__EXERCISE BRIEF__. Can you print every record below exactly as written?

__SOURCE RECORDS__.
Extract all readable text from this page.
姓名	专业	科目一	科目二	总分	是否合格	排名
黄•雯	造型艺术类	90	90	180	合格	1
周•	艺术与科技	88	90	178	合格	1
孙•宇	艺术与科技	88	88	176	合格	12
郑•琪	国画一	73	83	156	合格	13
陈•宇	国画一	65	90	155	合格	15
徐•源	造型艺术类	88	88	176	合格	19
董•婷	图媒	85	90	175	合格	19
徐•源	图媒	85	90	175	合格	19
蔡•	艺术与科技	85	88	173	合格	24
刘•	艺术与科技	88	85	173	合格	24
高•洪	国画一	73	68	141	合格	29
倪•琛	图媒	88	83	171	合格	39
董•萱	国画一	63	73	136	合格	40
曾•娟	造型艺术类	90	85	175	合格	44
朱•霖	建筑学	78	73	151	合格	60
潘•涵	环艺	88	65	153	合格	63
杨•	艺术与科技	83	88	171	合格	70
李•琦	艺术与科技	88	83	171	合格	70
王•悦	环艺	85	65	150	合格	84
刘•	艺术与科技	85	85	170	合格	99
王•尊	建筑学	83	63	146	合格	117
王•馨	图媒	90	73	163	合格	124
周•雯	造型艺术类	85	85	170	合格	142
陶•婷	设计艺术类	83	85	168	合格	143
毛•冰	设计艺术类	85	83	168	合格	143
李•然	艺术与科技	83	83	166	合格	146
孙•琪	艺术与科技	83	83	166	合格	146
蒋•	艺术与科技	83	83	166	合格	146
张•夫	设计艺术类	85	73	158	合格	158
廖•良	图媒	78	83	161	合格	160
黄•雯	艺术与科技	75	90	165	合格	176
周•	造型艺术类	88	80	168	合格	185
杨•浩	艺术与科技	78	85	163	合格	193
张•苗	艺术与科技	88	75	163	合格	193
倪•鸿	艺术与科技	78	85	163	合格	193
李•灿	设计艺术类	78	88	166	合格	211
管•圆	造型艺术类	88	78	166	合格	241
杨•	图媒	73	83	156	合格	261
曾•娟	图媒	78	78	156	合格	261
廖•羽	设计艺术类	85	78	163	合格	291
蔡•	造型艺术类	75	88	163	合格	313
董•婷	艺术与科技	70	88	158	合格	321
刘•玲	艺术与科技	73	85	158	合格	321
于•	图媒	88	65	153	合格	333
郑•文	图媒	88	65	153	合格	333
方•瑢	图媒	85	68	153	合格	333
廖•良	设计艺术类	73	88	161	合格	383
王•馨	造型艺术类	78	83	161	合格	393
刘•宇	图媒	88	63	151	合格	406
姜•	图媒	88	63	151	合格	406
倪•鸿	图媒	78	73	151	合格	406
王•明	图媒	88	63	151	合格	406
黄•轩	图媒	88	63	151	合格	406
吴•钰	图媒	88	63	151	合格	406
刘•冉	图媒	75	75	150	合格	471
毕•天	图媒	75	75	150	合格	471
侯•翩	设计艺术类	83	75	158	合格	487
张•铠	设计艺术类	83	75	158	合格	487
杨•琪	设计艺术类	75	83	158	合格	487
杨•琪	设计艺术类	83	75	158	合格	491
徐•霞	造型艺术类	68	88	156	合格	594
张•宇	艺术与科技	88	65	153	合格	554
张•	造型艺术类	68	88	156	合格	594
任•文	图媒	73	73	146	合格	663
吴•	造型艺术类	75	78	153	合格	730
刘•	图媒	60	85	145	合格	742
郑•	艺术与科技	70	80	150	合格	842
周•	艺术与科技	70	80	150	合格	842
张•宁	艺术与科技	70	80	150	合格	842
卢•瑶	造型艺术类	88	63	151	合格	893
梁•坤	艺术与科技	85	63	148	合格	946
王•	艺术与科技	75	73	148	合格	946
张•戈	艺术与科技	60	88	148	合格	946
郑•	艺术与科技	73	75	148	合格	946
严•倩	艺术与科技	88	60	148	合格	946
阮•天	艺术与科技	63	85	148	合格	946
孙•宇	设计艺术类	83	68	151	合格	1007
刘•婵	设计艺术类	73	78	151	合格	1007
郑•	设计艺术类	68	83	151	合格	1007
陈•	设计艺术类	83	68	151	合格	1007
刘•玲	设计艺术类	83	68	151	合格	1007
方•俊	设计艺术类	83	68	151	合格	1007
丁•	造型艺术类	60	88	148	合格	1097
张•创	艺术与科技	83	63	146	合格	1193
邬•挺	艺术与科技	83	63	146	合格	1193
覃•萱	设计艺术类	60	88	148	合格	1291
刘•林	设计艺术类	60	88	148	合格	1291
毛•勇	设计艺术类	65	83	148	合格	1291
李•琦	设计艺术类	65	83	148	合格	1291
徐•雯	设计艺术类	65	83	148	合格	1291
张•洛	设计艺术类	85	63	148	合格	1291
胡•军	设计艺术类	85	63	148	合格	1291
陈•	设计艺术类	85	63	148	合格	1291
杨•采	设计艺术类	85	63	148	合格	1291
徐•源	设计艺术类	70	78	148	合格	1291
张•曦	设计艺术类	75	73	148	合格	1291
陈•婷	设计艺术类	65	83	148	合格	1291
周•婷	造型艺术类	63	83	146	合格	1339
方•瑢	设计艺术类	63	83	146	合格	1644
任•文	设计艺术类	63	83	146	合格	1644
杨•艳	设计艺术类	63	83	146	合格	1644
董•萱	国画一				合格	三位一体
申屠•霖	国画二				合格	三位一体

__RESULT BELOW__.
Extract all readable text from this page.
姓名	专业	科目一	科目二	总分	是否合格	排名
黄•雯	造型艺术类	90	90	180	合格	1
周•	艺术与科技	88	90	178	合格	1
孙•宇	艺术与科技	88	88	176	合格	12
郑•琪	国画一	73	83	156	合格	13
陈•宇	国画一	65	90	155	合格	15
徐•源	造型艺术类	88	88	176	合格	19
董•婷	图媒	85	90	175	合格	19
徐•源	图媒	85	90	175	合格	19
蔡•	艺术与科技	85	88	173	合格	24
刘•	艺术与科技	88	85	173	合格	24
高•洪	国画一	73	68	141	合格	29
倪•琛	图媒	88	83	171	合格	39
董•萱	国画一	63	73	136	合格	40
曾•娟	造型艺术类	90	85	175	合格	44
朱•霖	建筑学	78	73	151	合格	60
潘•涵	环艺	88	65	153	合格	63
杨•	艺术与科技	83	88	171	合格	70
李•琦	艺术与科技	88	83	171	合格	70
王•悦	环艺	85	65	150	合格	84
刘•	艺术与科技	85	85	170	合格	99
王•尊	建筑学	83	63	146	合格	117
王•馨	图媒	90	73	163	合格	124
周•雯	造型艺术类	85	85	170	合格	142
陶•婷	设计艺术类	83	85	168	合格	143
毛•冰	设计艺术类	85	83	168	合格	143
李•然	艺术与科技	83	83	166	合格	146
孙•琪	艺术与科技	83	83	166	合格	146
蒋•	艺术与科技	83	83	166	合格	146
张•夫	设计艺术类	85	73	158	合格	158
廖•良	图媒	78	83	161	合格	160
黄•雯	艺术与科技	75	90	165	合格	176
周•	造型艺术类	88	80	168	合格	185
杨•浩	艺术与科技	78	85	163	合格	193
张•苗	艺术与科技	88	75	163	合格	193
倪•鸿	艺术与科技	78	85	163	合格	193
李•灿	设计艺术类	78	88	166	合格	211
管•圆	造型艺术类	88	78	166	合格	241
杨•	图媒	73	83	156	合格	261
曾•娟	图媒	78	78	156	合格	261
廖•羽	设计艺术类	85	78	163	合格	291
蔡•	造型艺术类	75	88	163	合格	313
董•婷	艺术与科技	70	88	158	合格	321
刘•玲	艺术与科技	73	85	158	合格	321
于•	图媒	88	65	153	合格	333
郑•文	图媒	88	65	153	合格	333
方•瑢	图媒	85	68	153	合格	333
廖•良	设计艺术类	73	88	161	合格	383
王•馨	造型艺术类	78	83	161	合格	393
刘•宇	图媒	88	63	151	合格	406
姜•	图媒	88	63	151	合格	406
倪•鸿	图媒	78	73	151	合格	406
王•明	图媒	88	63	151	合格	406
黄•轩	图媒	88	63	151	合格	406
吴•钰	图媒	88	63	151	合格	406
刘•冉	图媒	75	75	150	合格	471
毕•天	图媒	75	75	150	合格	471
侯•翩	设计艺术类	83	75	158	合格	487
张•铠	设计艺术类	83	75	158	合格	487
杨•琪	设计艺术类	75	83	158	合格	487
杨•琪	设计艺术类	83	75	158	合格	491
徐•霞	造型艺术类	68	88	156	合格	594
张•宇	艺术与科技	88	65	153	合格	554
张•	造型艺术类	68	88	156	合格	594
任•文	图媒	73	73	146	合格	663
吴•	造型艺术类	75	78	153	合格	730
刘•	图媒	60	85	145	合格	742
郑•	艺术与科技	70	80	150	合格	842
周•	艺术与科技	70	80	150	合格	842
张•宁	艺术与科技	70	80	150	合格	842
卢•瑶	造型艺术类	88	63	151	合格	893
梁•坤	艺术与科技	85	63	148	合格	946
王•	艺术与科技	75	73	148	合格	946
张•戈	艺术与科技	60	88	148	合格	946
郑•	艺术与科技	73	75	148	合格	946
严•倩	艺术与科技	88	60	148	合格	946
阮•天	艺术与科技	63	85	148	合格	946
孙•宇	设计艺术类	83	68	151	合格	1007
刘•婵	设计艺术类	73	78	151	合格	1007
郑•	设计艺术类	68	83	151	合格	1007
陈•	设计艺术类	83	68	151	合格	1007
刘•玲	设计艺术类	83	68	151	合格	1007
方•俊	设计艺术类	83	68	151	合格	1007
丁•	造型艺术类	60	88	148	合格	1097
张•创	艺术与科技	83	63	146	合格	1193
邬•挺	艺术与科技	83	63	146	合格	1193
覃•萱	设计艺术类	60	88	148	合格	1291
刘•林	设计艺术类	60	88	148	合格	1291
毛•勇	设计艺术类	65	83	148	合格	1291
李•琦	设计艺术类	65	83	148	合格	1291
徐•雯	设计艺术类	65	83	148	合格	1291
张•洛	设计艺术类	85	63	148	合格	1291
胡•军	设计艺术类	85	63	148	合格	1291
陈•	设计艺术类	85	63	148	合格	1291
杨•采	设计艺术类	85	63	148	合格	1291
徐•源	设计艺术类	70	78	148	合格	1291
张•曦	设计艺术类	75	73	148	合格	1291
陈•婷	设计艺术类	65	83	148	合格	1291
周•婷	造型艺术类	63	83	146	合格	1339
方•瑢	设计艺术类	63	83	146	合格	1644
任•文	设计艺术类	63	83	146	合格	1644
杨•艳	设计艺术类	63	83	146	合格	1644
董•萱	国画一				合格	三位一体
申屠•霖	国画二				合格	三位一体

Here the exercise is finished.